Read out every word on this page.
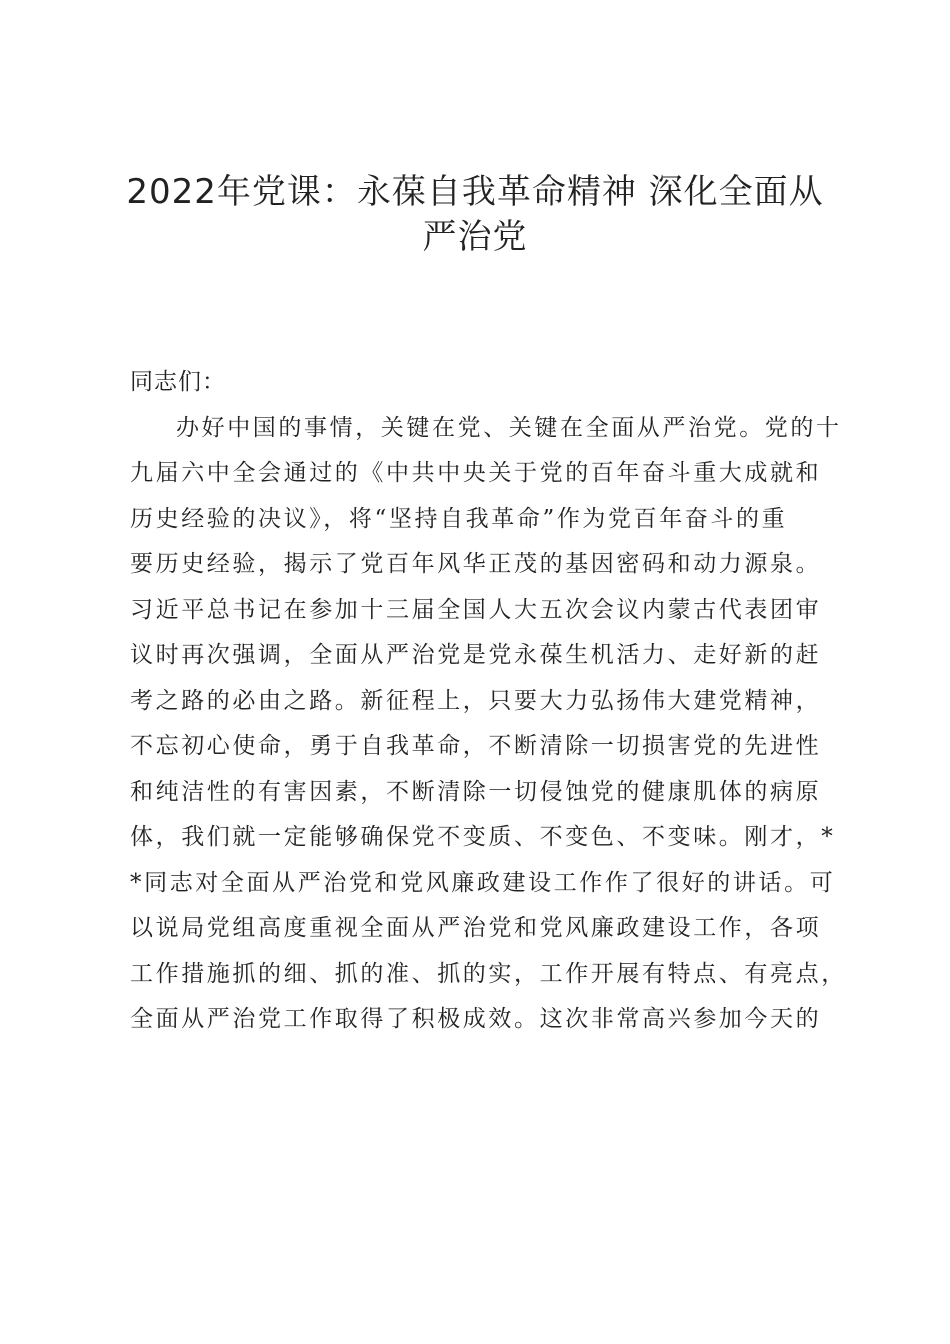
2022年党课：永葆自我革命精神 深化全面从
严治党
同志们：
办好中国的事情，关键在党、关键在全面从严治党。党的十
九届六中全会通过的《中共中央关于党的百年奋斗重大成就和
历史经验的决议》，将“坚持自我革命”作为党百年奋斗的重
要历史经验，揭示了党百年风华正茂的基因密码和动力源泉。
习近平总书记在参加十三届全国人大五次会议内蒙古代表团审
议时再次强调，全面从严治党是党永葆生机活力、走好新的赶
考之路的必由之路。新征程上，只要大力弘扬伟大建党精神，
不忘初心使命，勇于自我革命，不断清除一切损害党的先进性
和纯洁性的有害因素，不断清除一切侵蚀党的健康肌体的病原
体，我们就一定能够确保党不变质、不变色、不变味。刚才，*
*同志对全面从严治党和党风廉政建设工作作了很好的讲话。可
以说局党组高度重视全面从严治党和党风廉政建设工作，各项
工作措施抓的细、抓的准、抓的实，工作开展有特点、有亮点，
全面从严治党工作取得了积极成效。这次非常高兴参加今天的
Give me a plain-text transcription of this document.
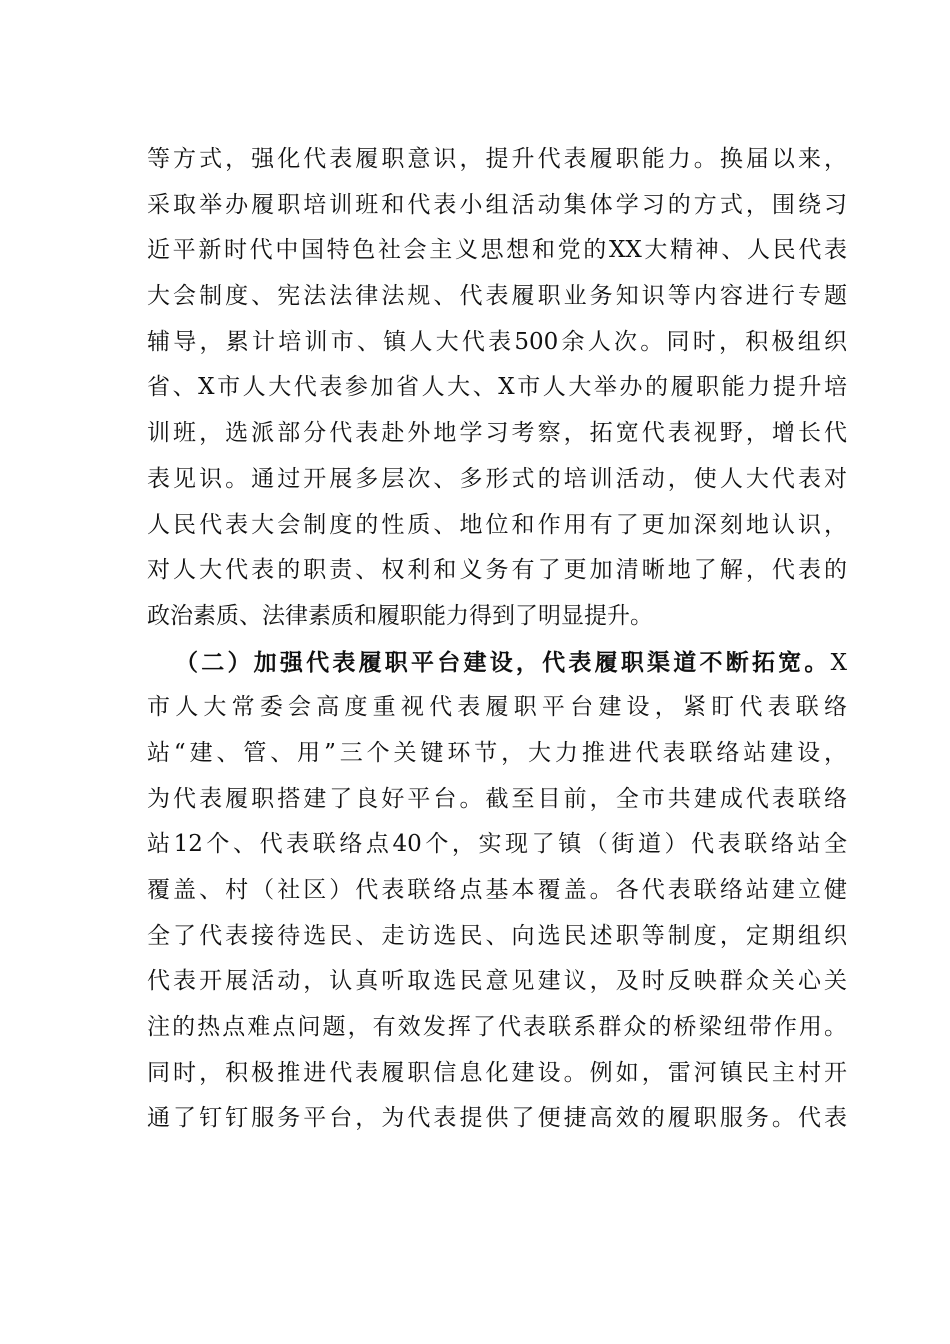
等方式，强化代表履职意识，提升代表履职能力。换届以来，
采取举办履职培训班和代表小组活动集体学习的方式，围绕习
近平新时代中国特色社会主义思想和党的XX大精神、人民代表
大会制度、宪法法律法规、代表履职业务知识等内容进行专题
辅导，累计培训市、镇人大代表500余人次。同时，积极组织
省、X市人大代表参加省人大、X市人大举办的履职能力提升培
训班，选派部分代表赴外地学习考察，拓宽代表视野，增长代
表见识。通过开展多层次、多形式的培训活动，使人大代表对
人民代表大会制度的性质、地位和作用有了更加深刻地认识，
对人大代表的职责、权利和义务有了更加清晰地了解，代表的
政治素质、法律素质和履职能力得到了明显提升。
（二）加强代表履职平台建设，代表履职渠道不断拓宽。X
市人大常委会高度重视代表履职平台建设，紧盯代表联络
站“建、管、用”三个关键环节，大力推进代表联络站建设，
为代表履职搭建了良好平台。截至目前，全市共建成代表联络
站12个、代表联络点40个，实现了镇（街道）代表联络站全
覆盖、村（社区）代表联络点基本覆盖。各代表联络站建立健
全了代表接待选民、走访选民、向选民述职等制度，定期组织
代表开展活动，认真听取选民意见建议，及时反映群众关心关
注的热点难点问题，有效发挥了代表联系群众的桥梁纽带作用。
同时，积极推进代表履职信息化建设。例如，雷河镇民主村开
通了钉钉服务平台，为代表提供了便捷高效的履职服务。代表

Requirement -> Leaving the pictures aside, transcribe the entire listing exactly.

Final result ->
Read out every word on this page.
2022年党课：永葆自我革命精神 深化全面从
严治党
同志们：
办好中国的事情，关键在党、关键在全面从严治党。党的十
九届六中全会通过的《中共中央关于党的百年奋斗重大成就和
历史经验的决议》，将“坚持自我革命”作为党百年奋斗的重
要历史经验，揭示了党百年风华正茂的基因密码和动力源泉。
习近平总书记在参加十三届全国人大五次会议内蒙古代表团审
议时再次强调，全面从严治党是党永葆生机活力、走好新的赶
考之路的必由之路。新征程上，只要大力弘扬伟大建党精神，
不忘初心使命，勇于自我革命，不断清除一切损害党的先进性
和纯洁性的有害因素，不断清除一切侵蚀党的健康肌体的病原
体，我们就一定能够确保党不变质、不变色、不变味。刚才，*
*同志对全面从严治党和党风廉政建设工作作了很好的讲话。可
以说局党组高度重视全面从严治党和党风廉政建设工作，各项
工作措施抓的细、抓的准、抓的实，工作开展有特点、有亮点，
全面从严治党工作取得了积极成效。这次非常高兴参加今天的
Give me a plain-text transcription of this document.
等方式，强化代表履职意识，提升代表履职能力。换届以来，
采取举办履职培训班和代表小组活动集体学习的方式，围绕习
近平新时代中国特色社会主义思想和党的XX大精神、人民代表
大会制度、宪法法律法规、代表履职业务知识等内容进行专题
辅导，累计培训市、镇人大代表500余人次。同时，积极组织
省、X市人大代表参加省人大、X市人大举办的履职能力提升培
训班，选派部分代表赴外地学习考察，拓宽代表视野，增长代
表见识。通过开展多层次、多形式的培训活动，使人大代表对
人民代表大会制度的性质、地位和作用有了更加深刻地认识，
对人大代表的职责、权利和义务有了更加清晰地了解，代表的
政治素质、法律素质和履职能力得到了明显提升。
（二）加强代表履职平台建设，代表履职渠道不断拓宽。X
市人大常委会高度重视代表履职平台建设，紧盯代表联络
站“建、管、用”三个关键环节，大力推进代表联络站建设，
为代表履职搭建了良好平台。截至目前，全市共建成代表联络
站12个、代表联络点40个，实现了镇（街道）代表联络站全
覆盖、村（社区）代表联络点基本覆盖。各代表联络站建立健
全了代表接待选民、走访选民、向选民述职等制度，定期组织
代表开展活动，认真听取选民意见建议，及时反映群众关心关
注的热点难点问题，有效发挥了代表联系群众的桥梁纽带作用。
同时，积极推进代表履职信息化建设。例如，雷河镇民主村开
通了钉钉服务平台，为代表提供了便捷高效的履职服务。代表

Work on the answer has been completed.